- Gereksinim 1
E-Devlet veri sızıntısını konu alan metne göre, verilerin sızdırıldığı iddiası ilk kez hangi ay ve yılda gündeme gelmiştir?
- Gereksinim 2
E-Devlet veri sızıntısını konu alan metnin "Türkiye'de yaşayan 85" ifadesiyle başlayıp "kişisel verilerine ulaşabiliyor." ifadesiyle biten kısmını aynen tekrarlayınız.

- Sağlanan Metin
□ □ □ □ □ □ □
Türkiye'de yaşayan 85 milyon, yakın zamanda hayatını kaybedenlerle birlikte de 100 milyonun üzerinde insanın kişisel verileri çeşitli web siteleri, Telegram ve Discord gibi mecralarda satılığa çıkartıldı. Yaklaşık 500 lirayı ödeyen 106 milyon kişinin e-Devlet sisteminde kayıt altında tutulan bütün kişisel verilerine ulaşabiliyor.
Verilerin sızdırıldığı iddiası ilk kez yaklaşık 1 yıl önce Nisan 2022'de gazeteci İbrahim Haskoloğlu’nun iddiası ile gündeme geldi. Haskoloğlu, sosyal medya hesabında e-Devlet'ten veri sızıntısı olduğunu söyleyip Cumhurbaşkanı Recep Tayyip Erdoğan ve MİT'in eski Başkanı Hakan Fidan'a ait olduğu öne sürülen kimlik kartlarını paylaşmış ve gözaltına alınmıştı. Haskoloğlu, paylaşımında "Yaklaşık 2 ay önce yayındayken bana bir hacker grubu ulaştı. E-devlet ve devlete ait sitelerden verilerin çalındığını söylediler. Verileri hala da sızdırıyor olduklarını belirttiler. Bazı devlet yetkililerinin bilgilerini benimle paylaştılar. Buna yeni kimlik kartları da dahil" ifadelerini kullanmıştı. İşte şimdi bu veriler yani 106 milyonun T.C. kimlik bilgisi, telefon numarası, adresi ve akrabalık ilişkileri gibi bilgiler ücretsiz üyelik karşılığında kolayca bulunabilirken; tapu, ehliyet fotoğrafı ve IBAN gibi diğer özel bilgilere ise ücretli üyelik karşılığında erişilebiliyor.
□ □ □ □ □ □ □
- Ham Veri
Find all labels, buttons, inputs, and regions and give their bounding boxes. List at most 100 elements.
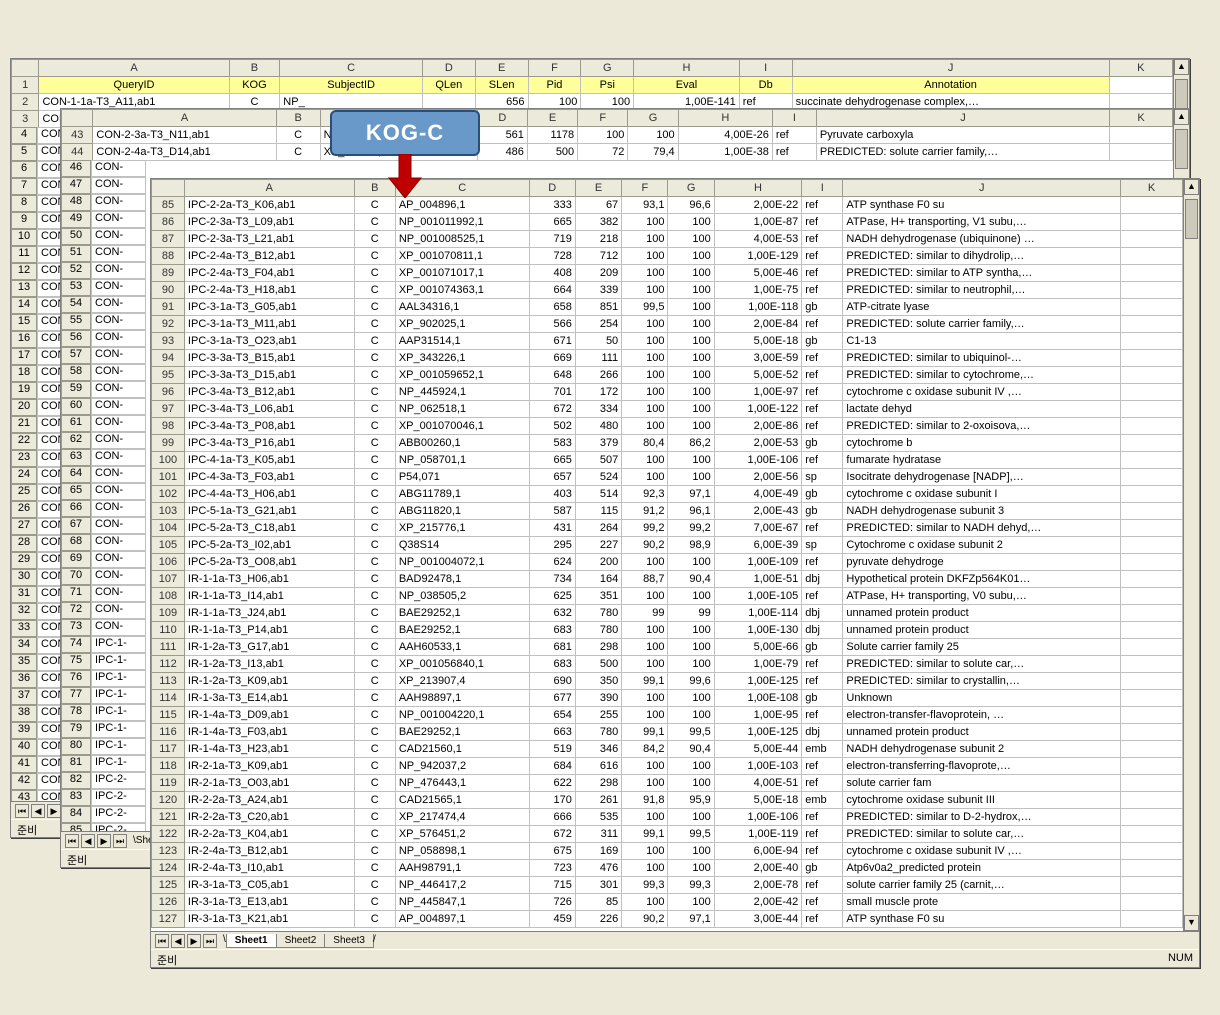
□ □ □ □ □ □ □
- Görev Çıktısı 1
Nisan 2022'de.

- Görev Çıktısı 2
Türkiye'de yaşayan 85 milyon, yakın zamanda hayatını kaybedenlerle birlikte de 100 milyonun üzerinde insanın kişisel verileri çeşitli web siteleri, Telegram ve Discord gibi mecralarda satılığa çıkartıldı. Yaklaşık 500 lirayı ödeyen 106 milyon kişinin e-Devlet sisteminde kayıt altında tutulan bütün kişisel verilerine ulaşabiliyor.